• Information shown:
_ _ _ _

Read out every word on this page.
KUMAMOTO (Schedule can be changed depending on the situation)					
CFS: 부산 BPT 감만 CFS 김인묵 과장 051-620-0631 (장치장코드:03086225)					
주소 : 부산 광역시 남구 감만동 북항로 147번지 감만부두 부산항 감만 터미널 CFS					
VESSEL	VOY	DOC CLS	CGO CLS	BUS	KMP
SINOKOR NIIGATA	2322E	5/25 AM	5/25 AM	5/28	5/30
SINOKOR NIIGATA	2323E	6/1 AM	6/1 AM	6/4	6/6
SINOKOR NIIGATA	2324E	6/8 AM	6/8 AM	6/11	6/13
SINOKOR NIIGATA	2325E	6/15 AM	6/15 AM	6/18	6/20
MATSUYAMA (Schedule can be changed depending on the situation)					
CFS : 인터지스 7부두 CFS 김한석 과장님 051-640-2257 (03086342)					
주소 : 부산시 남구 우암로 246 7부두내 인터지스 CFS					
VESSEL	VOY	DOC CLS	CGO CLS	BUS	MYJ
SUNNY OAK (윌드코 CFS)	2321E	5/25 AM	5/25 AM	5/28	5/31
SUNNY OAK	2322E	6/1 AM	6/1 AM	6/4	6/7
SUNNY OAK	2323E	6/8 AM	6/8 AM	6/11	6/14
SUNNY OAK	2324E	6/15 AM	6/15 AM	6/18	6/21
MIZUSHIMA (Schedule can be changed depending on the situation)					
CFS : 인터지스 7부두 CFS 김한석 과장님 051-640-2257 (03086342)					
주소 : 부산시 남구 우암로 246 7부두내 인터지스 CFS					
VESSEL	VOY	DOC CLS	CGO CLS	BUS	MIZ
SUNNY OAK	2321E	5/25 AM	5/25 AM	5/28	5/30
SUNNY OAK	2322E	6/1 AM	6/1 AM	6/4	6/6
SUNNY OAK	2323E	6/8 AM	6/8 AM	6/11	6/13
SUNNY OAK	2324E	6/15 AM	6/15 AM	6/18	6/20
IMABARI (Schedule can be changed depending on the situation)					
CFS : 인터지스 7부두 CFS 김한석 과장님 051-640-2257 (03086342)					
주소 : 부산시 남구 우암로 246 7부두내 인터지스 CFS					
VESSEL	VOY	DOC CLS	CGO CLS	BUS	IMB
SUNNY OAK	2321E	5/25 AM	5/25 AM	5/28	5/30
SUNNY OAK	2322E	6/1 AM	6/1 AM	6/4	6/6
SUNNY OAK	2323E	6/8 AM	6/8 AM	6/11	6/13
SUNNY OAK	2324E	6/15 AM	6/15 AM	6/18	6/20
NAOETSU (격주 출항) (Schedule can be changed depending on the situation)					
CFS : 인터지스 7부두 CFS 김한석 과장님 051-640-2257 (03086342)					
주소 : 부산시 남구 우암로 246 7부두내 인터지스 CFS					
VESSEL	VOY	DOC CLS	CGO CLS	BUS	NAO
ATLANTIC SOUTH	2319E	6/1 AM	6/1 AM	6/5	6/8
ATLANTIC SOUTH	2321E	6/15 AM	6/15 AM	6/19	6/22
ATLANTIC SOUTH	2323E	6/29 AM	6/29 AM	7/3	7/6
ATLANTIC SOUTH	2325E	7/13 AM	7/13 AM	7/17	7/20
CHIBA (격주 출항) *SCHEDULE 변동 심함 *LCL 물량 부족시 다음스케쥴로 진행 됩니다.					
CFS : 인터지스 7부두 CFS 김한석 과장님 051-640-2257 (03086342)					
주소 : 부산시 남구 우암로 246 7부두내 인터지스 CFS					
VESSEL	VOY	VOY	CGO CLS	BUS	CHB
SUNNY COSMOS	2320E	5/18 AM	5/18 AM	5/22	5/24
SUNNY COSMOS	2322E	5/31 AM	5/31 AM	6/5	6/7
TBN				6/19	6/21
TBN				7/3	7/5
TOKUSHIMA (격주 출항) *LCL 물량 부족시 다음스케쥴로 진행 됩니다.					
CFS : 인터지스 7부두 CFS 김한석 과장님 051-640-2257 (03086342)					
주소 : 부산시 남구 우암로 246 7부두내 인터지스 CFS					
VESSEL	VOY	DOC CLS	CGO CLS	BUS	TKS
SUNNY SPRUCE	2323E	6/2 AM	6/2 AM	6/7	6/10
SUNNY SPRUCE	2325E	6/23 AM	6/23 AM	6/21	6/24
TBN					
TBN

_ _ _ _

• Exercise prompt: Extract, from the material above, each line holding the word "SPRUCE".

• Task response:
SUNNY SPRUCE	2323E	6/2 AM	6/2 AM	6/7	6/10
SUNNY SPRUCE	2325E	6/23 AM	6/23 AM	6/21	6/24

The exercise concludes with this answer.